Collected data
·····

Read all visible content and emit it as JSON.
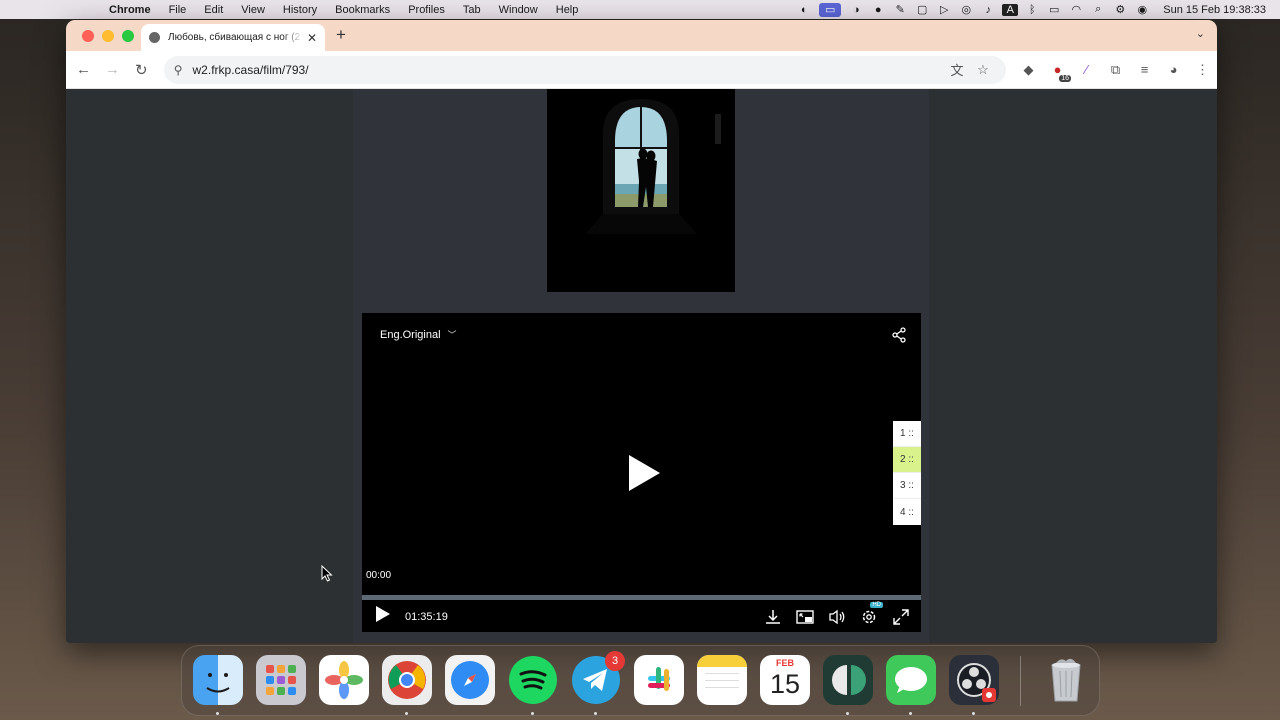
{
  "menubar": {
    "app_name": "Chrome",
    "menus": [
      "File",
      "Edit",
      "View",
      "History",
      "Bookmarks",
      "Profiles",
      "Tab",
      "Window",
      "Help"
    ],
    "clock": "Sun 15 Feb  19:38:33"
  },
  "browser": {
    "tab_title": "Любовь, сбивающая с ног (2",
    "url": "w2.frkp.casa/film/793/"
  },
  "player": {
    "audio_track": "Eng.Original",
    "current_time": "00:00",
    "duration": "01:35:19",
    "progress": 0,
    "quality_badge": "HD",
    "servers": [
      "1 ::",
      "2 ::",
      "3 ::",
      "4 ::"
    ],
    "active_server_index": 1
  },
  "dock": {
    "telegram_badge": "3",
    "calendar_month": "FEB",
    "calendar_day": "15"
  },
  "colors": {
    "page_bg": "#2c3032",
    "active_server": "#d9f28c",
    "tab_strip": "#f5d9c6"
  }
}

·····

> PROBLEM TO WORK ON: Every entry above is to be set down exactly; the pictures are to be left out.

> RESULT OF THE EXERCISE:
Read all visible content and emit it as JSON.
{
  "menubar": {
    "app_name": "Chrome",
    "menus": [
      "File",
      "Edit",
      "View",
      "History",
      "Bookmarks",
      "Profiles",
      "Tab",
      "Window",
      "Help"
    ],
    "clock": "Sun 15 Feb  19:38:33"
  },
  "browser": {
    "tab_title": "Любовь, сбивающая с ног (2",
    "url": "w2.frkp.casa/film/793/"
  },
  "player": {
    "audio_track": "Eng.Original",
    "current_time": "00:00",
    "duration": "01:35:19",
    "progress": 0,
    "quality_badge": "HD",
    "servers": [
      "1 ::",
      "2 ::",
      "3 ::",
      "4 ::"
    ],
    "active_server_index": 1
  },
  "dock": {
    "telegram_badge": "3",
    "calendar_month": "FEB",
    "calendar_day": "15"
  },
  "colors": {
    "page_bg": "#2c3032",
    "active_server": "#d9f28c",
    "tab_strip": "#f5d9c6"
  }
}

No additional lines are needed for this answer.